• _Exercise objective_: From the entries below, copy out each line that contains the word "fixed".

** begin Given data **

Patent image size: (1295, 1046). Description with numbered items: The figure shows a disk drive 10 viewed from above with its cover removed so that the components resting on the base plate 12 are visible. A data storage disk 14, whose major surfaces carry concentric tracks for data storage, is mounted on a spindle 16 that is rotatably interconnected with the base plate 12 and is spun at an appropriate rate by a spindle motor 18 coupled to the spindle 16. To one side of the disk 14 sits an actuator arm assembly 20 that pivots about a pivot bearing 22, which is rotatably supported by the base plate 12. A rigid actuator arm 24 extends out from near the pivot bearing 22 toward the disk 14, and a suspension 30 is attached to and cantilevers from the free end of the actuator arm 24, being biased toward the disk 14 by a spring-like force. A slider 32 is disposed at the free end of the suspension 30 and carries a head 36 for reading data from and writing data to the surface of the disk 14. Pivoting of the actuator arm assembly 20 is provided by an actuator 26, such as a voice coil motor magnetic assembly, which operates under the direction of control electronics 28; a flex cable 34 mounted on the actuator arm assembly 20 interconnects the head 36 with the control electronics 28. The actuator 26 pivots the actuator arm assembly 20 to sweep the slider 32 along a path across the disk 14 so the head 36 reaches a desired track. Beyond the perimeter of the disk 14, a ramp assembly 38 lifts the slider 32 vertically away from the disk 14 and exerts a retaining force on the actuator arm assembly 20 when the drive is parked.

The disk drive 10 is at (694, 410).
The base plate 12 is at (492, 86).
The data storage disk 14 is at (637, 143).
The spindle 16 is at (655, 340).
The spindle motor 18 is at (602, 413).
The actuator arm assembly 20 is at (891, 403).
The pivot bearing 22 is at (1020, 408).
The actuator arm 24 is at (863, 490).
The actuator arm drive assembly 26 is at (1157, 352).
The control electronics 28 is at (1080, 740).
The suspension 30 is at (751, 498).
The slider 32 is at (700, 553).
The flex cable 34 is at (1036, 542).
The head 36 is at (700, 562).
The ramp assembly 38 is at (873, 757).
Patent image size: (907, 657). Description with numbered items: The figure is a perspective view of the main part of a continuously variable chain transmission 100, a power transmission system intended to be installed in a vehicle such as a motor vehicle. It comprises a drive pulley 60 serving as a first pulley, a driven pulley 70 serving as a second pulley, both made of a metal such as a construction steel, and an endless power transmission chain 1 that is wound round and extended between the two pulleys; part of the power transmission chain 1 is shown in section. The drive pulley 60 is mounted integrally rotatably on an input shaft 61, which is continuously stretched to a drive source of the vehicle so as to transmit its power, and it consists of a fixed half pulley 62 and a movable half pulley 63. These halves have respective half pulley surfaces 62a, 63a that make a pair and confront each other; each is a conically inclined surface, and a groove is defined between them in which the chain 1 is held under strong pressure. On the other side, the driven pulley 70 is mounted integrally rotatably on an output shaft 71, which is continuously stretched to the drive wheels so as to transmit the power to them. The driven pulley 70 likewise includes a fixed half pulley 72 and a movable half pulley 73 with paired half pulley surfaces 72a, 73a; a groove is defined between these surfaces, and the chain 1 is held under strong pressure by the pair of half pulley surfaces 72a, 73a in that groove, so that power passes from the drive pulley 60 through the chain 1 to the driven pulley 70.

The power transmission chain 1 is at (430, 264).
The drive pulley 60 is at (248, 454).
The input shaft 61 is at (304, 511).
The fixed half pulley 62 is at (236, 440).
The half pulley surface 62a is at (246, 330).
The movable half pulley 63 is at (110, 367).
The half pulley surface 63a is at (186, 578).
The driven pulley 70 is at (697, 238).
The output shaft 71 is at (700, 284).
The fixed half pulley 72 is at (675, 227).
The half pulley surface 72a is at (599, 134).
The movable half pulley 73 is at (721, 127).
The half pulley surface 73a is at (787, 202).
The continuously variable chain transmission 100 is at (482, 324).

** end Given data **

• _Answer in full_:
Patent image size: (907, 657). Description with numbered items: The figure is a perspective view of the main part of a continuously variable chain transmission 100, a power transmission system intended to be installed in a vehicle such as a motor vehicle. It comprises a drive pulley 60 serving as a first pulley, a driven pulley 70 serving as a second pulley, both made of a metal such as a construction steel, and an endless power transmission chain 1 that is wound round and extended between the two pulleys; part of the power transmission chain 1 is shown in section. The drive pulley 60 is mounted integrally rotatably on an input shaft 61, which is continuously stretched to a drive source of the vehicle so as to transmit its power, and it consists of a fixed half pulley 62 and a movable half pulley 63. These halves have respective half pulley surfaces 62a, 63a that make a pair and confront each other; each is a conically inclined surface, and a groove is defined between them in which the chain 1 is held under strong pressure. On the other side, the driven pulley 70 is mounted integrally rotatably on an output shaft 71, which is continuously stretched to the drive wheels so as to transmit the power to them. The driven pulley 70 likewise includes a fixed half pulley 72 and a movable half pulley 73 with paired half pulley surfaces 72a, 73a; a groove is defined between these surfaces, and the chain 1 is held under strong pressure by the pair of half pulley surfaces 72a, 73a in that groove, so that power passes from the drive pulley 60 through the chain 1 to the driven pulley 70.
The fixed half pulley 62 is at (236, 440).
The fixed half pulley 72 is at (675, 227).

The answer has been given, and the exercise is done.